### Record excerpts
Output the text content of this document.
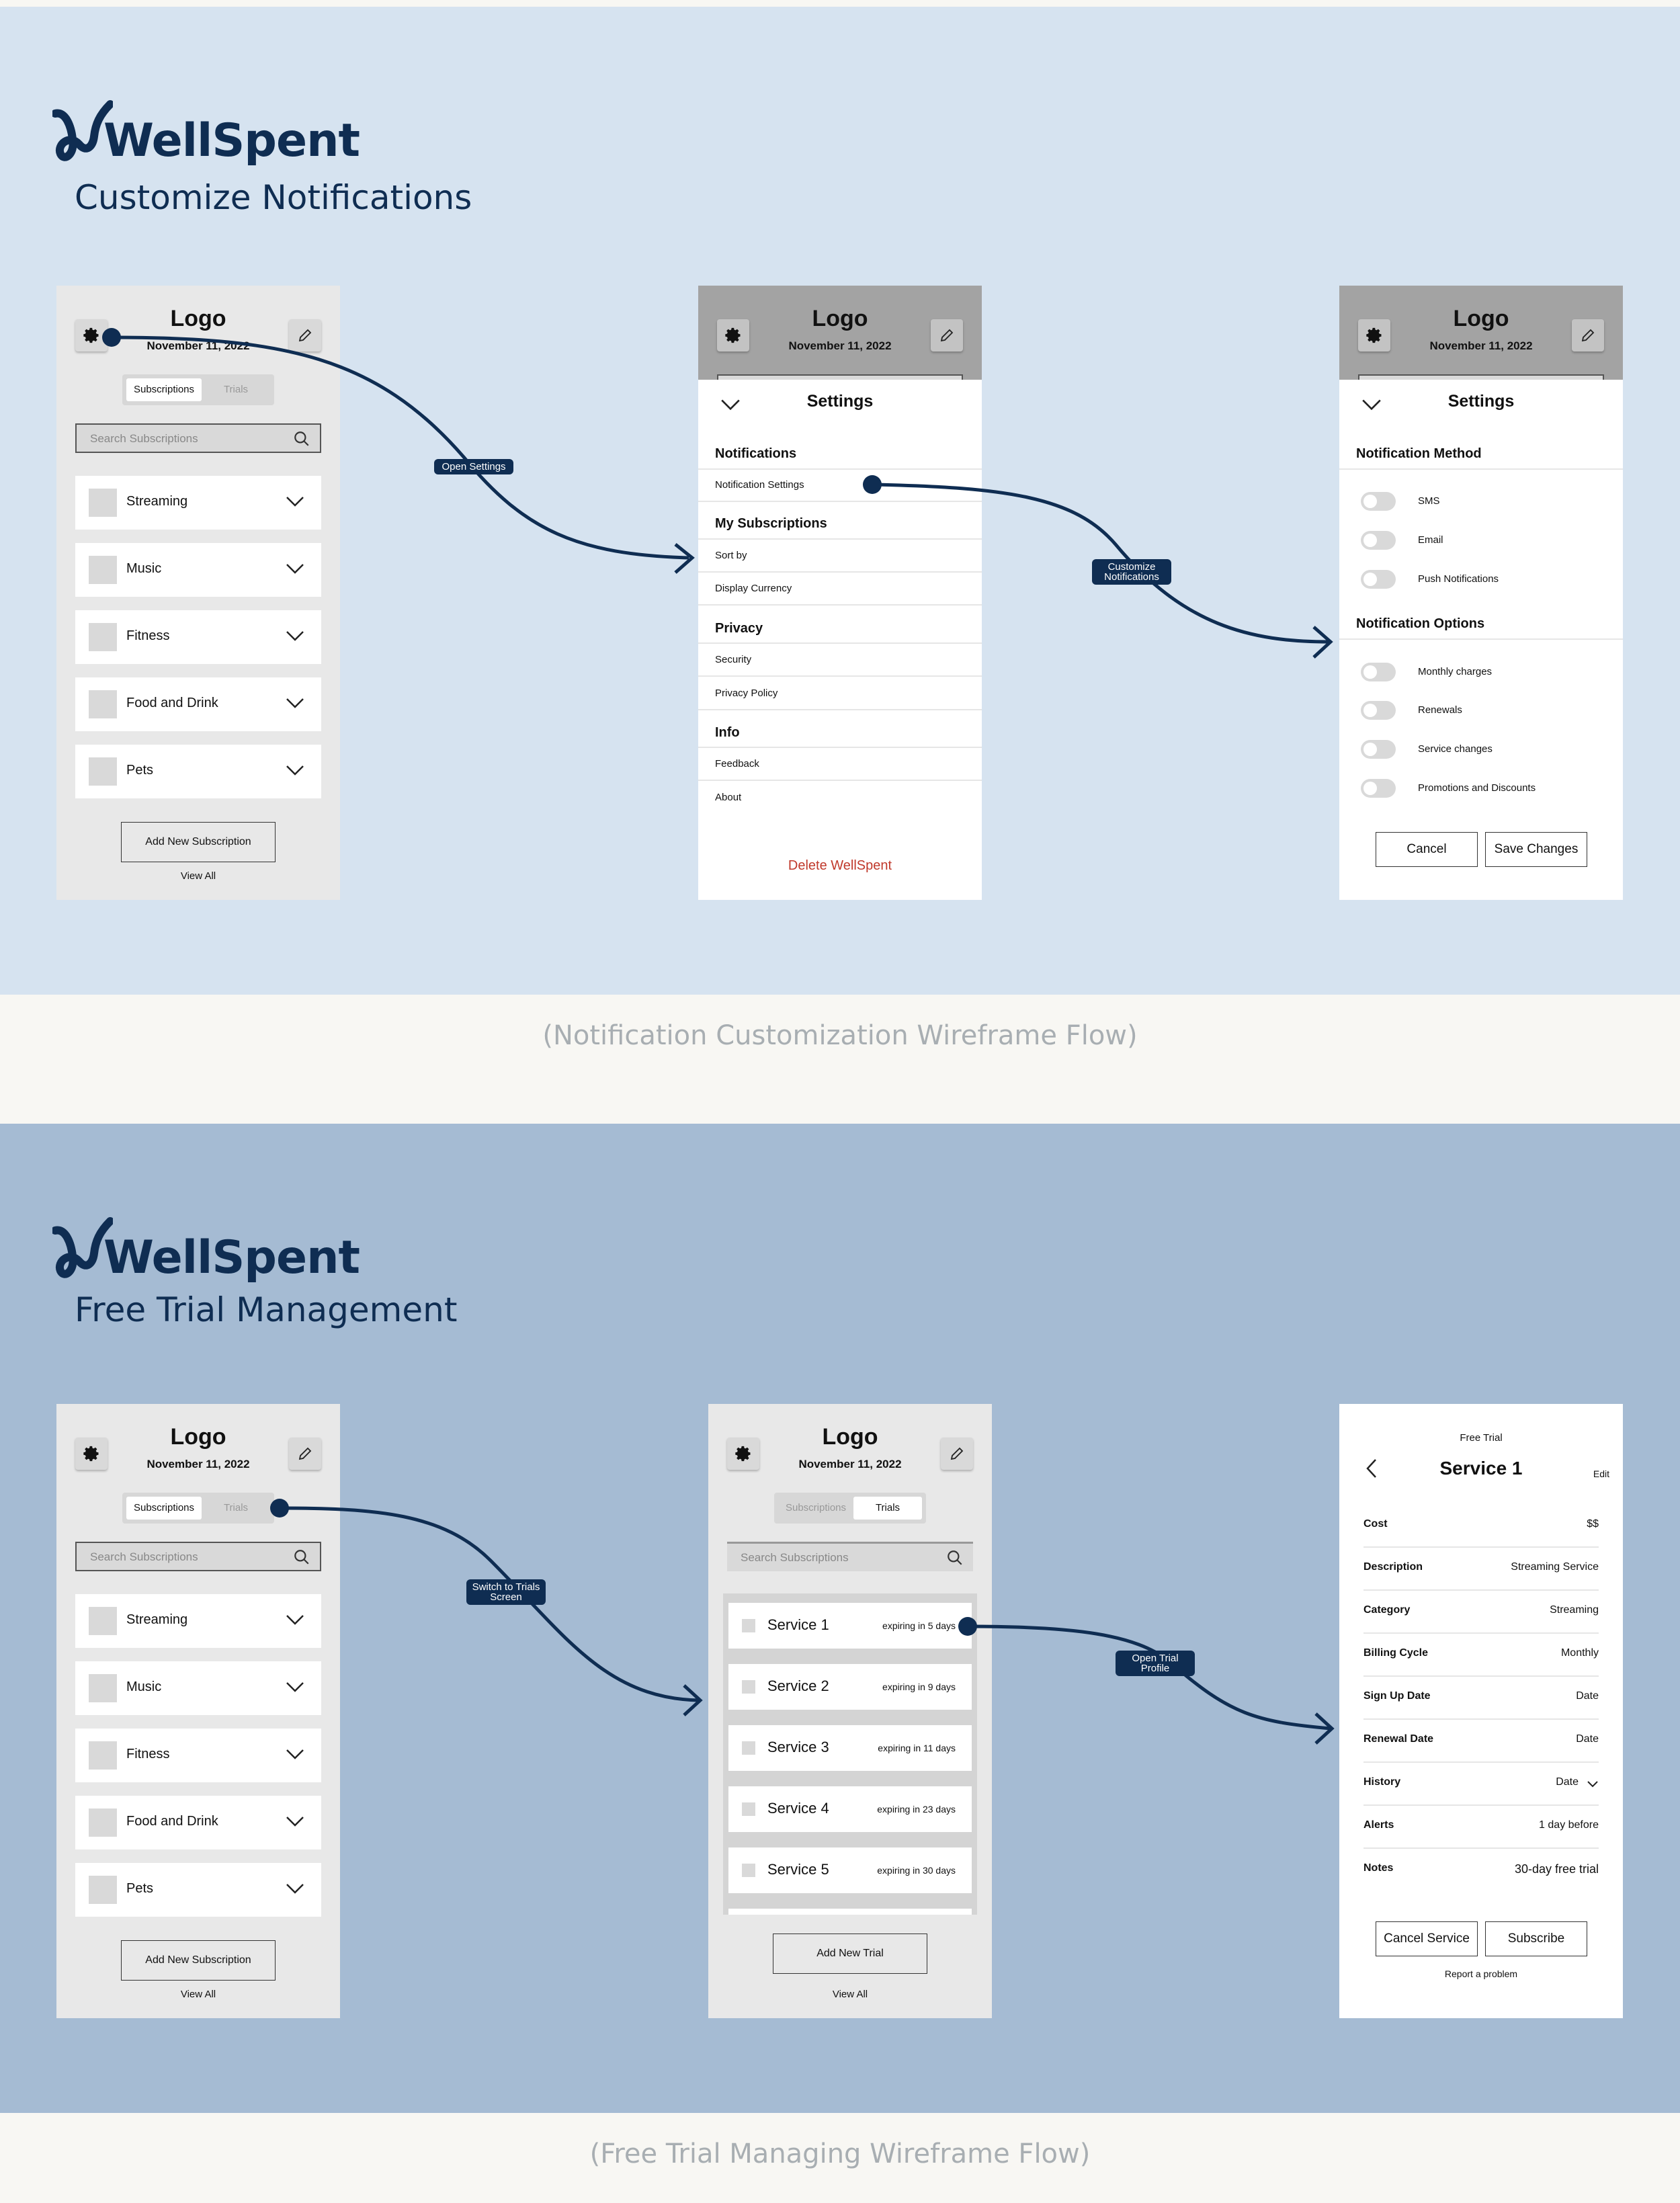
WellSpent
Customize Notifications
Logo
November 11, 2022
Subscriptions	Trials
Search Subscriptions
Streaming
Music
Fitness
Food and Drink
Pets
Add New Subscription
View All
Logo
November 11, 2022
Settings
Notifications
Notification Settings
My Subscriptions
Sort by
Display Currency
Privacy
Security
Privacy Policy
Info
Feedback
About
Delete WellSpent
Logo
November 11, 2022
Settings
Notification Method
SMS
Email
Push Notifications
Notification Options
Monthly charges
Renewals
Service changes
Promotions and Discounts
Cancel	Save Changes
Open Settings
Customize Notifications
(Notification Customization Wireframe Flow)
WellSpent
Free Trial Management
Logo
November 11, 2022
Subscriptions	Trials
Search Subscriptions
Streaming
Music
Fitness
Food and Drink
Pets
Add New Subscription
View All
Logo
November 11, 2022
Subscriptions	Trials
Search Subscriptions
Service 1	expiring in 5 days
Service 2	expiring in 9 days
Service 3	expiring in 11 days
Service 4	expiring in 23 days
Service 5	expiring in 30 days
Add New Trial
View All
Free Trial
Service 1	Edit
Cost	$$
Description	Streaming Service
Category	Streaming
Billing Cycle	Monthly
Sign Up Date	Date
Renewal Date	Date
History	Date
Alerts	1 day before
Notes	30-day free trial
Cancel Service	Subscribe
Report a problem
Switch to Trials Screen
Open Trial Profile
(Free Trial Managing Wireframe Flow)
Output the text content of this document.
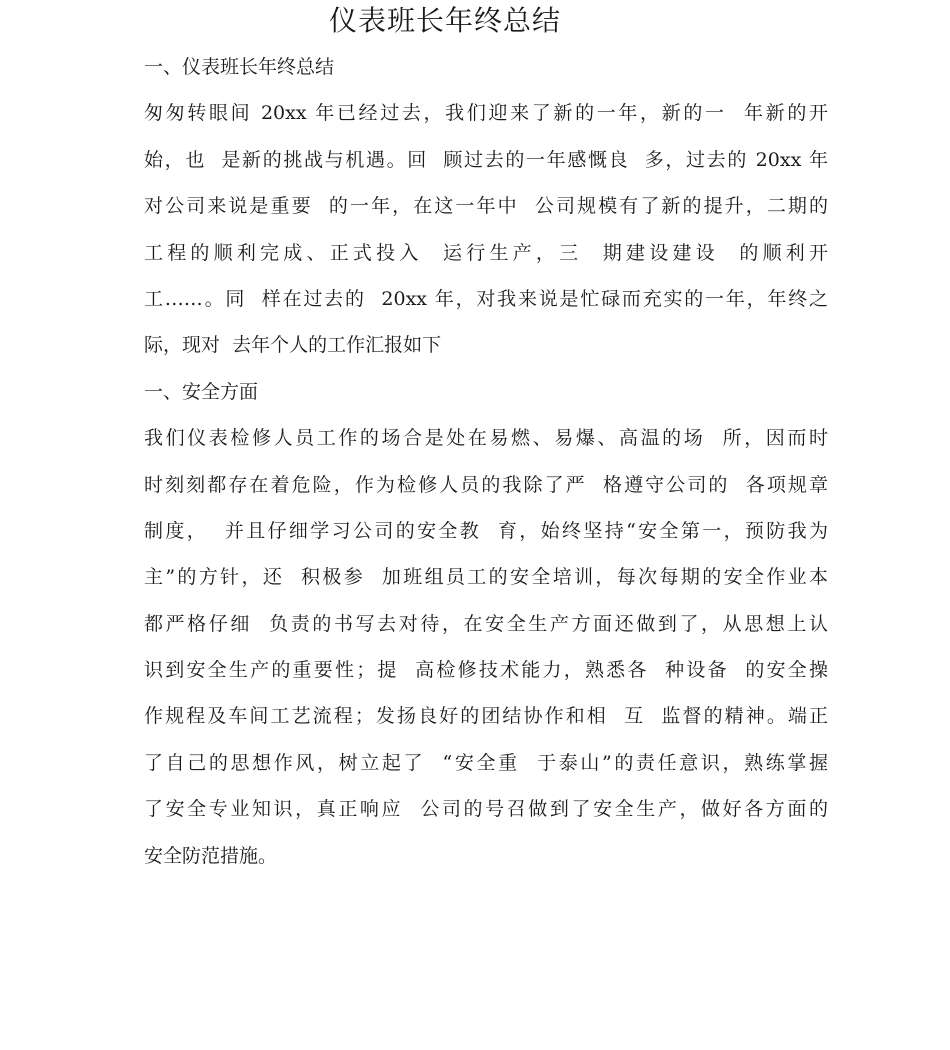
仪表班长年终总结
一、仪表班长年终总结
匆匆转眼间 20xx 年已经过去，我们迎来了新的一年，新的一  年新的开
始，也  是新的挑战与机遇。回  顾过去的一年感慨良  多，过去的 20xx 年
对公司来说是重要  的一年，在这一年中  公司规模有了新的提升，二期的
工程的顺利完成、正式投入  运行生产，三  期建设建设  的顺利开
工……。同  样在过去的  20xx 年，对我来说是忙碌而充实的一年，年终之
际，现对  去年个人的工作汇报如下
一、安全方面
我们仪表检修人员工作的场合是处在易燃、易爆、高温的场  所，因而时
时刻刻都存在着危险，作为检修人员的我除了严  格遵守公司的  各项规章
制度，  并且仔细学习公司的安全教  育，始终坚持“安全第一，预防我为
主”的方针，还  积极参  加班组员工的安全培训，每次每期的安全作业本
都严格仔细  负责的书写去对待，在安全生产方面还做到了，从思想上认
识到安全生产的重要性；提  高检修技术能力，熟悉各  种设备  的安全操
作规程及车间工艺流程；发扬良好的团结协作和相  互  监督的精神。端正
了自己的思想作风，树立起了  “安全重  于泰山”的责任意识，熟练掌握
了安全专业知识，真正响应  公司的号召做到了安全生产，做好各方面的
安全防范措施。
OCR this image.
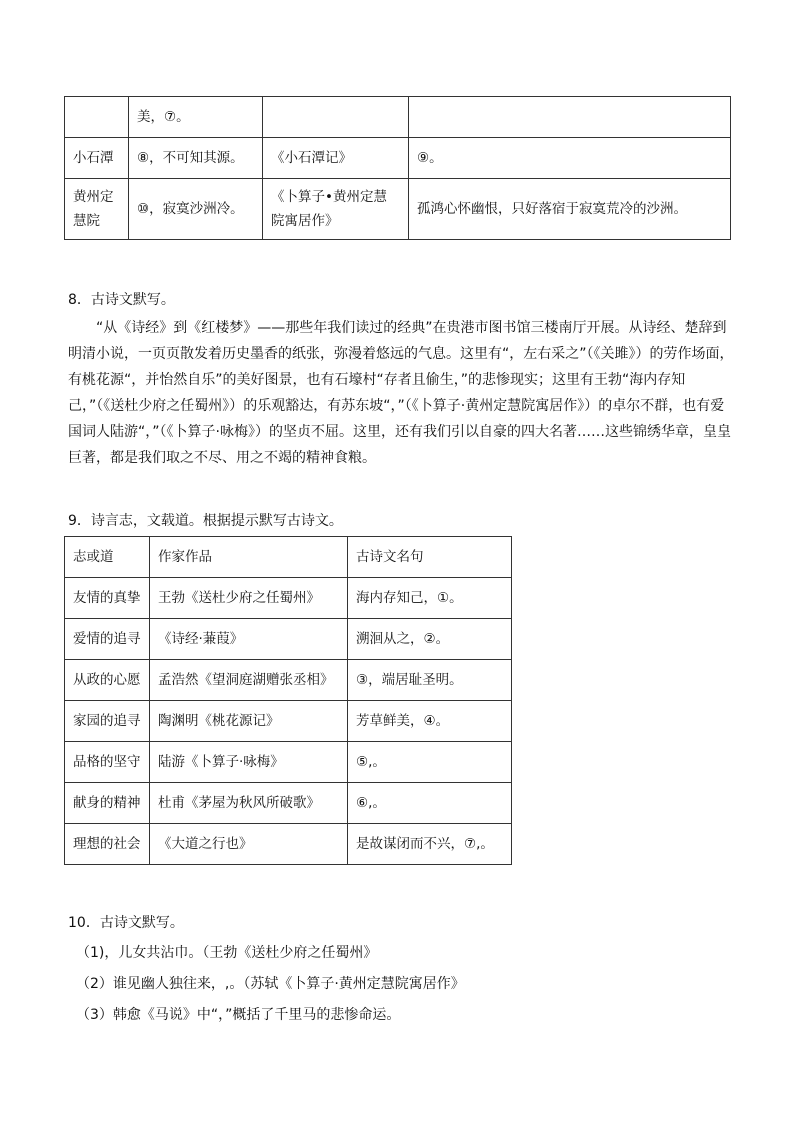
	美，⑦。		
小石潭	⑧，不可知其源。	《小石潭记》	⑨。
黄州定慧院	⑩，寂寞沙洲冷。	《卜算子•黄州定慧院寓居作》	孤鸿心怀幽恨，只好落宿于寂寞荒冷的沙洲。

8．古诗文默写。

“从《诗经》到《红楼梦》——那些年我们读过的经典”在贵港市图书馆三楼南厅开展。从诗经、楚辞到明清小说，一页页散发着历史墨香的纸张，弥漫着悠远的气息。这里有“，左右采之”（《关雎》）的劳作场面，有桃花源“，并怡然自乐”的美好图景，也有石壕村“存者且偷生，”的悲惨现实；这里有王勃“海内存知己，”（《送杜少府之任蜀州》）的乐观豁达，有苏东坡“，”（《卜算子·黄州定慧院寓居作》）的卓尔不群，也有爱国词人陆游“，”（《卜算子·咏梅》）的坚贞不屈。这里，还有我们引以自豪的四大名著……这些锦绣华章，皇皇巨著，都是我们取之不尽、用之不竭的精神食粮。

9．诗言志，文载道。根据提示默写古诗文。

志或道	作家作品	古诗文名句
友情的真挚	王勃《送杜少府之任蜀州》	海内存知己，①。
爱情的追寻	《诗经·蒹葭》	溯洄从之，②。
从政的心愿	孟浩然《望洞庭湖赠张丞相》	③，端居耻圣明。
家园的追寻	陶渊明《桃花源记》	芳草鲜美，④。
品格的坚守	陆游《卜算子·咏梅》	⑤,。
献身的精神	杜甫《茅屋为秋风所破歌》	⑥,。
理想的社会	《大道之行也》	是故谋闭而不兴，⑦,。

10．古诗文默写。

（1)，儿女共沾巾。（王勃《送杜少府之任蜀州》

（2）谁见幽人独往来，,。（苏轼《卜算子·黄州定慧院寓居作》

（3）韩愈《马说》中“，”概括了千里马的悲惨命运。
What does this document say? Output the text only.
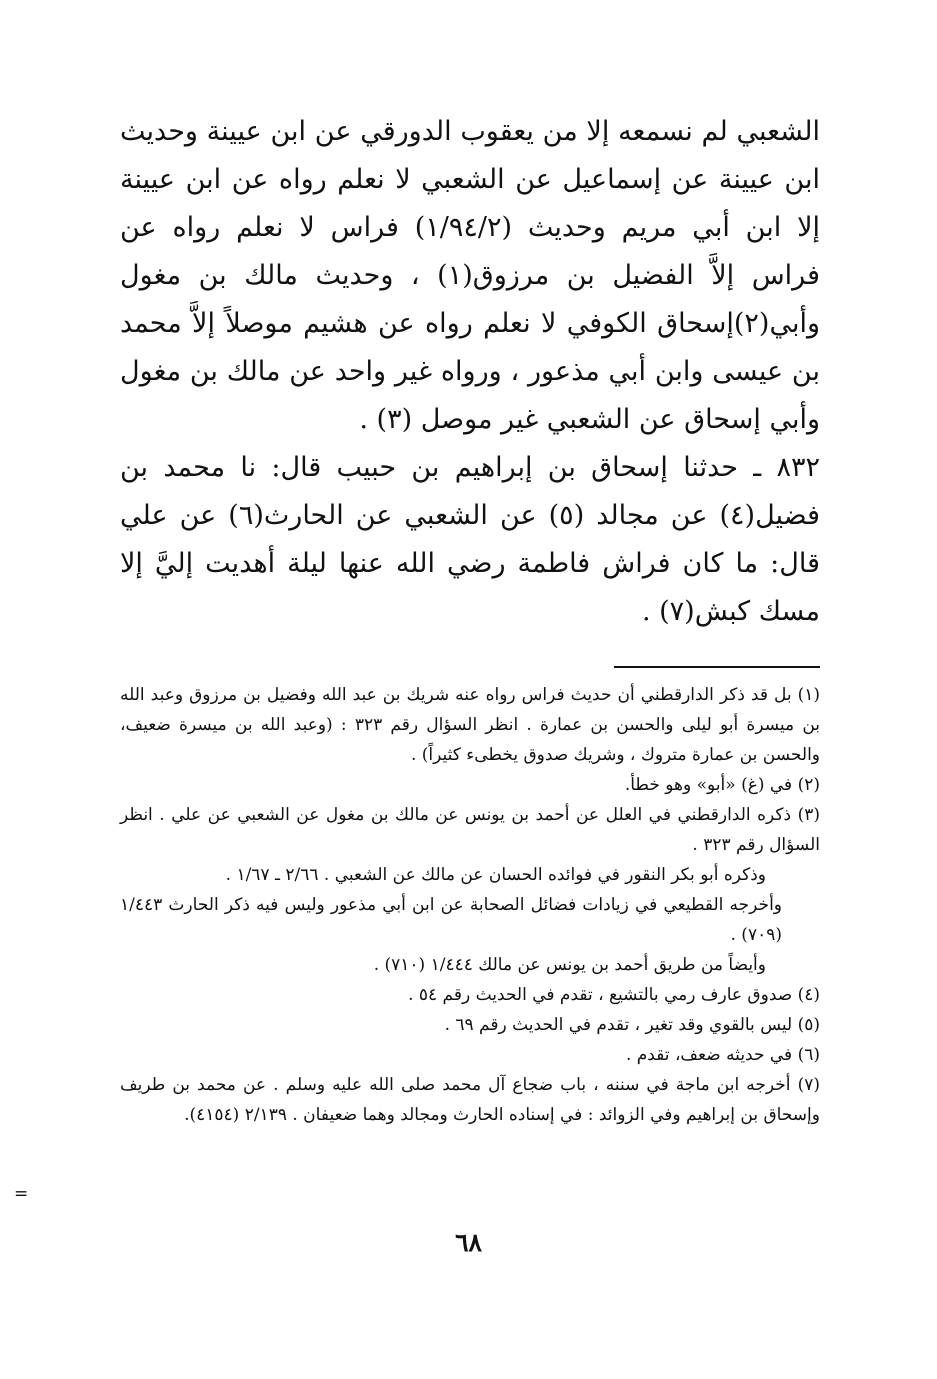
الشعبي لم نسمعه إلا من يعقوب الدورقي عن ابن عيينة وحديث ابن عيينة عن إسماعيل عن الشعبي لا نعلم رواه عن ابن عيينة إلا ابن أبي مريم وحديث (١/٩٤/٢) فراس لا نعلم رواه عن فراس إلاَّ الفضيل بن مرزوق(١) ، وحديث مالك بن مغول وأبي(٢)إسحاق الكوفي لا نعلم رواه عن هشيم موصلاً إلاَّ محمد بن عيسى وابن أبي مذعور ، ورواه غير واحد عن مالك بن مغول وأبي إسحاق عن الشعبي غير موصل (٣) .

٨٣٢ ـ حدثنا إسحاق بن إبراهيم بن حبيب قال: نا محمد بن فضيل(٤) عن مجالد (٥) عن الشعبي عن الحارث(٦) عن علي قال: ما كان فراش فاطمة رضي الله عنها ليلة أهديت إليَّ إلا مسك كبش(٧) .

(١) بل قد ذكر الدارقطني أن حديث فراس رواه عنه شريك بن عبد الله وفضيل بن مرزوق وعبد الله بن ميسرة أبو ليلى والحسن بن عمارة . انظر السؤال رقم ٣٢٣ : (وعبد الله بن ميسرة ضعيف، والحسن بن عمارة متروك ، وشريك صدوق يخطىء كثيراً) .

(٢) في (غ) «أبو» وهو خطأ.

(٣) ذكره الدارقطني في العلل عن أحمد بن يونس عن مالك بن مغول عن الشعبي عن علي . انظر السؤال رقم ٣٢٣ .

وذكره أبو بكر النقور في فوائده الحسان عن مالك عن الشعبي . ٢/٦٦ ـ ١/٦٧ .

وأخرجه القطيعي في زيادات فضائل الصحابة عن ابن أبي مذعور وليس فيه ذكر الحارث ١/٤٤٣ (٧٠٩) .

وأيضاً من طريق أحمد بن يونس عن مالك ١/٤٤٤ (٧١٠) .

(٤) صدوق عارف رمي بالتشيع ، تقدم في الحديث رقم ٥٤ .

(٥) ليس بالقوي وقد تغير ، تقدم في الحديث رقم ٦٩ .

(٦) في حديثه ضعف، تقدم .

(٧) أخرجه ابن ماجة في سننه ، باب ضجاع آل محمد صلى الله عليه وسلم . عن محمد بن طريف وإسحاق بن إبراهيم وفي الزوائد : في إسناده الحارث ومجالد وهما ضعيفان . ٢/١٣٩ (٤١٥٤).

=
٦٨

### Direction
Quote, please, only the lines running from the one with "What does this" down to the final line of the data above, keeping both ends and skipping the pictures.

### Result for this exercise
What does this document say? Output the text only.
الشعبي لم نسمعه إلا من يعقوب الدورقي عن ابن عيينة وحديث ابن عيينة عن إسماعيل عن الشعبي لا نعلم رواه عن ابن عيينة إلا ابن أبي مريم وحديث (١/٩٤/٢) فراس لا نعلم رواه عن فراس إلاَّ الفضيل بن مرزوق(١) ، وحديث مالك بن مغول وأبي(٢)إسحاق الكوفي لا نعلم رواه عن هشيم موصلاً إلاَّ محمد بن عيسى وابن أبي مذعور ، ورواه غير واحد عن مالك بن مغول وأبي إسحاق عن الشعبي غير موصل (٣) .

٨٣٢ ـ حدثنا إسحاق بن إبراهيم بن حبيب قال: نا محمد بن فضيل(٤) عن مجالد (٥) عن الشعبي عن الحارث(٦) عن علي قال: ما كان فراش فاطمة رضي الله عنها ليلة أهديت إليَّ إلا مسك كبش(٧) .

(١) بل قد ذكر الدارقطني أن حديث فراس رواه عنه شريك بن عبد الله وفضيل بن مرزوق وعبد الله بن ميسرة أبو ليلى والحسن بن عمارة . انظر السؤال رقم ٣٢٣ : (وعبد الله بن ميسرة ضعيف، والحسن بن عمارة متروك ، وشريك صدوق يخطىء كثيراً) .

(٢) في (غ) «أبو» وهو خطأ.

(٣) ذكره الدارقطني في العلل عن أحمد بن يونس عن مالك بن مغول عن الشعبي عن علي . انظر السؤال رقم ٣٢٣ .

وذكره أبو بكر النقور في فوائده الحسان عن مالك عن الشعبي . ٢/٦٦ ـ ١/٦٧ .

وأخرجه القطيعي في زيادات فضائل الصحابة عن ابن أبي مذعور وليس فيه ذكر الحارث ١/٤٤٣ (٧٠٩) .

وأيضاً من طريق أحمد بن يونس عن مالك ١/٤٤٤ (٧١٠) .

(٤) صدوق عارف رمي بالتشيع ، تقدم في الحديث رقم ٥٤ .

(٥) ليس بالقوي وقد تغير ، تقدم في الحديث رقم ٦٩ .

(٦) في حديثه ضعف، تقدم .

(٧) أخرجه ابن ماجة في سننه ، باب ضجاع آل محمد صلى الله عليه وسلم . عن محمد بن طريف وإسحاق بن إبراهيم وفي الزوائد : في إسناده الحارث ومجالد وهما ضعيفان . ٢/١٣٩ (٤١٥٤).

=
٦٨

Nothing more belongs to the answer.